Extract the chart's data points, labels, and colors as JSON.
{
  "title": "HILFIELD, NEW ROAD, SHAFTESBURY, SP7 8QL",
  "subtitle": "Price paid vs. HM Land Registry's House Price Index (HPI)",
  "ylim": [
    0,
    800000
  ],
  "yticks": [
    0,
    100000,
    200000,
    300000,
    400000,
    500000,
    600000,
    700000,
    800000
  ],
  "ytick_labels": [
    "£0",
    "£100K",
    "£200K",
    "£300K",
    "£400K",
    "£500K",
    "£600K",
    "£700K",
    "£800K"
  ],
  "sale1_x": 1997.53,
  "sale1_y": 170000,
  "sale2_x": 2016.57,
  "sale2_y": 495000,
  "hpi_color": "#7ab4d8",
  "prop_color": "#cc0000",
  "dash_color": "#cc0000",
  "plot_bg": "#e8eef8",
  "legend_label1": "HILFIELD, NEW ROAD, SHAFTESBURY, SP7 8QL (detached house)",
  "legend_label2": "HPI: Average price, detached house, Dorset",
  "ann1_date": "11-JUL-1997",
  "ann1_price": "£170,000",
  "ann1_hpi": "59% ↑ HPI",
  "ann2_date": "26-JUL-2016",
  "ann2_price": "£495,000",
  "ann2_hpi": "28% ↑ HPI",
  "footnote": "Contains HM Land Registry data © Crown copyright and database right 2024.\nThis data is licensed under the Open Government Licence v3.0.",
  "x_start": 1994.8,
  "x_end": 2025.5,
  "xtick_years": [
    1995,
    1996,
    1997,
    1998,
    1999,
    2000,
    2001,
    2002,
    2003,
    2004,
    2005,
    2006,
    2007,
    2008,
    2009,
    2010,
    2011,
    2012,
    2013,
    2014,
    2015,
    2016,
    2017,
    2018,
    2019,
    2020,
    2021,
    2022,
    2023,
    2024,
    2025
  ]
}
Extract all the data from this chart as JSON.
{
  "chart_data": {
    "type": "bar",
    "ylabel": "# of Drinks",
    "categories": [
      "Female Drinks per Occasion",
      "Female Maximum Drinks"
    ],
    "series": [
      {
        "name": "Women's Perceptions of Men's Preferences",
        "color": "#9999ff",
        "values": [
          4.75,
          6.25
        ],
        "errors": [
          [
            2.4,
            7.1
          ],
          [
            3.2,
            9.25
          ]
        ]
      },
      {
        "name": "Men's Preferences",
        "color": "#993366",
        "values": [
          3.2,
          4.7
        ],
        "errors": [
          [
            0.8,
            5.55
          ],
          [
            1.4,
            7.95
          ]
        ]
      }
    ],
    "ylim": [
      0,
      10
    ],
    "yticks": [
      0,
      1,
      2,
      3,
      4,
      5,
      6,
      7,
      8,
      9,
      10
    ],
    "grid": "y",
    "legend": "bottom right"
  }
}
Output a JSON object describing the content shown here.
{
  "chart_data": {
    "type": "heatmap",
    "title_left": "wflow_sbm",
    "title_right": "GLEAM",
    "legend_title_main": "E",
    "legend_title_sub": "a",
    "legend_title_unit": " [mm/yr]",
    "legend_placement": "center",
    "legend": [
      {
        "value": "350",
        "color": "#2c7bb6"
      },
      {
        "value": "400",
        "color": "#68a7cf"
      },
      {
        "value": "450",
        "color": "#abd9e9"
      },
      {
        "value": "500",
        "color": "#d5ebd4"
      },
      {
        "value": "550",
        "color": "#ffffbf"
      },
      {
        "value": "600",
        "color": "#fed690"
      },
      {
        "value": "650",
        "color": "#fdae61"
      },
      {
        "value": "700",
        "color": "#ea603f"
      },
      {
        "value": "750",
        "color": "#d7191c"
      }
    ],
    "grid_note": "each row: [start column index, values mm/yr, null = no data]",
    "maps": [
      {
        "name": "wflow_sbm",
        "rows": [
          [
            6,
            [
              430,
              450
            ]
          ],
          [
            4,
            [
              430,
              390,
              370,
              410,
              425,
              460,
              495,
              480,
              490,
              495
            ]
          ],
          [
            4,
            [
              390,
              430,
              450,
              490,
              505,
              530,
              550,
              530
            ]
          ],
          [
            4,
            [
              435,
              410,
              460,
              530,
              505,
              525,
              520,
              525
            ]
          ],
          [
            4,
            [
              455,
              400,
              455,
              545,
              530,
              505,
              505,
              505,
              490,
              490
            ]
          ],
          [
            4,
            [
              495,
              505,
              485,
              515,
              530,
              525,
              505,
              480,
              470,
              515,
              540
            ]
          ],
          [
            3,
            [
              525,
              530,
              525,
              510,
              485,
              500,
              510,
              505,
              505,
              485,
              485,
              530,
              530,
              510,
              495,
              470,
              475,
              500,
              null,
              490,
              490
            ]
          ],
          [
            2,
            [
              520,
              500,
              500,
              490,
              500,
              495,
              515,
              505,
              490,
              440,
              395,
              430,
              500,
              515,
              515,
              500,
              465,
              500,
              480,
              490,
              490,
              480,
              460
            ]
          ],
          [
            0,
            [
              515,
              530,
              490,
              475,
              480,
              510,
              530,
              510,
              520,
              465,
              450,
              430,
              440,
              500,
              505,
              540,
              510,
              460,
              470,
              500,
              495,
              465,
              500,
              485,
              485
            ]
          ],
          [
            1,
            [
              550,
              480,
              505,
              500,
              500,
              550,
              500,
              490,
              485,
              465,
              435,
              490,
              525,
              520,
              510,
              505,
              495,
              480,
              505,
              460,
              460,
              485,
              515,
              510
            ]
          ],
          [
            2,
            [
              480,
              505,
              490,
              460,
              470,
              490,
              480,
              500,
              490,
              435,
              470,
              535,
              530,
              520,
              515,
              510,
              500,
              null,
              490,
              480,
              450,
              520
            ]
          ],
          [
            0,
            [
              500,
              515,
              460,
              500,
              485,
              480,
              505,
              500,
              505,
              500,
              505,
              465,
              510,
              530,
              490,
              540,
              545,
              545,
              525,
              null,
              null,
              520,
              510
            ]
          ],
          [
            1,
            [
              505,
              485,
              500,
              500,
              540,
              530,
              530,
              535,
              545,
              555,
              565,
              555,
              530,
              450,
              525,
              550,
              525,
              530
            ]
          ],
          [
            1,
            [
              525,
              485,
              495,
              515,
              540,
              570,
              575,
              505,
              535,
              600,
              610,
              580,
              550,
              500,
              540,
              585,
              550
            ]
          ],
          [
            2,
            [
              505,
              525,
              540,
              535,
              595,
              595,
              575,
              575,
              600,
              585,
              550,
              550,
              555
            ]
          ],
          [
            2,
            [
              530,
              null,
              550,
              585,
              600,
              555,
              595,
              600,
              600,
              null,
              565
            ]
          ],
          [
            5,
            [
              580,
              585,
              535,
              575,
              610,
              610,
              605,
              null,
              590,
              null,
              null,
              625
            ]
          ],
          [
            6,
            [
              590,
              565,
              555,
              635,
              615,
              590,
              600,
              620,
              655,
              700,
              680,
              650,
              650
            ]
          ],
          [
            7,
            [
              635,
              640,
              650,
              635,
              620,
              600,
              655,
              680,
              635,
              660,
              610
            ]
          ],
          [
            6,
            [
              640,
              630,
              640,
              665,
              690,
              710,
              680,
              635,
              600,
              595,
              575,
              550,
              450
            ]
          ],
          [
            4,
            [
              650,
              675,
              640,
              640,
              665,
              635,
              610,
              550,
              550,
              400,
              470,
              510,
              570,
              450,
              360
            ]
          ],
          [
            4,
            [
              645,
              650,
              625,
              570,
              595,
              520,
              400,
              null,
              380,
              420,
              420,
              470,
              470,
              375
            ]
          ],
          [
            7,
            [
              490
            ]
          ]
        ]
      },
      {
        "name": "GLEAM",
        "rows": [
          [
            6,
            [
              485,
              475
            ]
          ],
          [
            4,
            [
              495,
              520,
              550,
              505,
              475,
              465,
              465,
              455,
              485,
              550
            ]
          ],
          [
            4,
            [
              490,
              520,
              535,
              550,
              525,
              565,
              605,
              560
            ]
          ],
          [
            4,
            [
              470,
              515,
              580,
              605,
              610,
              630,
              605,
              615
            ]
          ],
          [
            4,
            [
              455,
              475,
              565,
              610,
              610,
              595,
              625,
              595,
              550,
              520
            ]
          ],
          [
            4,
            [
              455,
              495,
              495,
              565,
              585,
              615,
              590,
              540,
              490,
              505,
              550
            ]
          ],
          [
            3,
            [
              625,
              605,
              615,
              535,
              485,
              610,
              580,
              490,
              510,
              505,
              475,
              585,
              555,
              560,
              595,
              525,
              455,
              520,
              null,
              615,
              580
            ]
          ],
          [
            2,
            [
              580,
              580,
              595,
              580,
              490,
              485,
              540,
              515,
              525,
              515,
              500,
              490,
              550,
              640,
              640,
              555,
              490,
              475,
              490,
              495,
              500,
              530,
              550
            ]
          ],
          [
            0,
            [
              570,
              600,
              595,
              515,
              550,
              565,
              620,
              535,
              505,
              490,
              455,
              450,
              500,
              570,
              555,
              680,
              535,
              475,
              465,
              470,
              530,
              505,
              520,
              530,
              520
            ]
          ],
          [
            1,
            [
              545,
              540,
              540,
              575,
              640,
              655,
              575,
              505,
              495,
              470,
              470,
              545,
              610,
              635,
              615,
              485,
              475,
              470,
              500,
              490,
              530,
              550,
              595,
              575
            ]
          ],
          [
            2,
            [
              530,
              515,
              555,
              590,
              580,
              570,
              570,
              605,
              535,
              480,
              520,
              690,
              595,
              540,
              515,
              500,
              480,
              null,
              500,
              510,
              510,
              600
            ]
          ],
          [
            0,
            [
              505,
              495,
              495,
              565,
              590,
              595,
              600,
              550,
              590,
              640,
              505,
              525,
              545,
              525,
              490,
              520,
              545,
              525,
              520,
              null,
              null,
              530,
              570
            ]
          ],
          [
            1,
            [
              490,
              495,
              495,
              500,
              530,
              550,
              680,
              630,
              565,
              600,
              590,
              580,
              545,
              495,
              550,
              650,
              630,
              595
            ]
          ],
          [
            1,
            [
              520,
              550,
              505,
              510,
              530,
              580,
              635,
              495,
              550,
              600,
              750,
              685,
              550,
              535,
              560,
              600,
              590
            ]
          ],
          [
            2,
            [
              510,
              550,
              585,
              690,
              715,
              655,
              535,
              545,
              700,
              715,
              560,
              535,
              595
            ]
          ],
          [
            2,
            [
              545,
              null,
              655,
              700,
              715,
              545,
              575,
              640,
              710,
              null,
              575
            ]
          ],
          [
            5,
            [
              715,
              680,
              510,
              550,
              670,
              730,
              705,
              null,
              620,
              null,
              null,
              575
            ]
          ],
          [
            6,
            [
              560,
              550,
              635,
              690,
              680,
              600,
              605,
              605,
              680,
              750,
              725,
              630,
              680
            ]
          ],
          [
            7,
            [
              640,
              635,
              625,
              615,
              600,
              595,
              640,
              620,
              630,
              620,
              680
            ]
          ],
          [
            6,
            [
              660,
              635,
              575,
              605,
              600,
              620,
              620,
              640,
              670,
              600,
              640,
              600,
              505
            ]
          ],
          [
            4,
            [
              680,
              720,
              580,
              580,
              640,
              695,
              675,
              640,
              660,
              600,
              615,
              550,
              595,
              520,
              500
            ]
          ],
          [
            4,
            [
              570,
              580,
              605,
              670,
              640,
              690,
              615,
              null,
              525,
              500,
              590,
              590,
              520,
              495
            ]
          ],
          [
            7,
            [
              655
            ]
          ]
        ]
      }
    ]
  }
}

━━━━━━━━━━━━━━━━━━━━

### Prompt
Pull every line containing the word "Female" out of the entries above.

### Reply
      "Female Drinks per Occasion",
      "Female Maximum Drinks"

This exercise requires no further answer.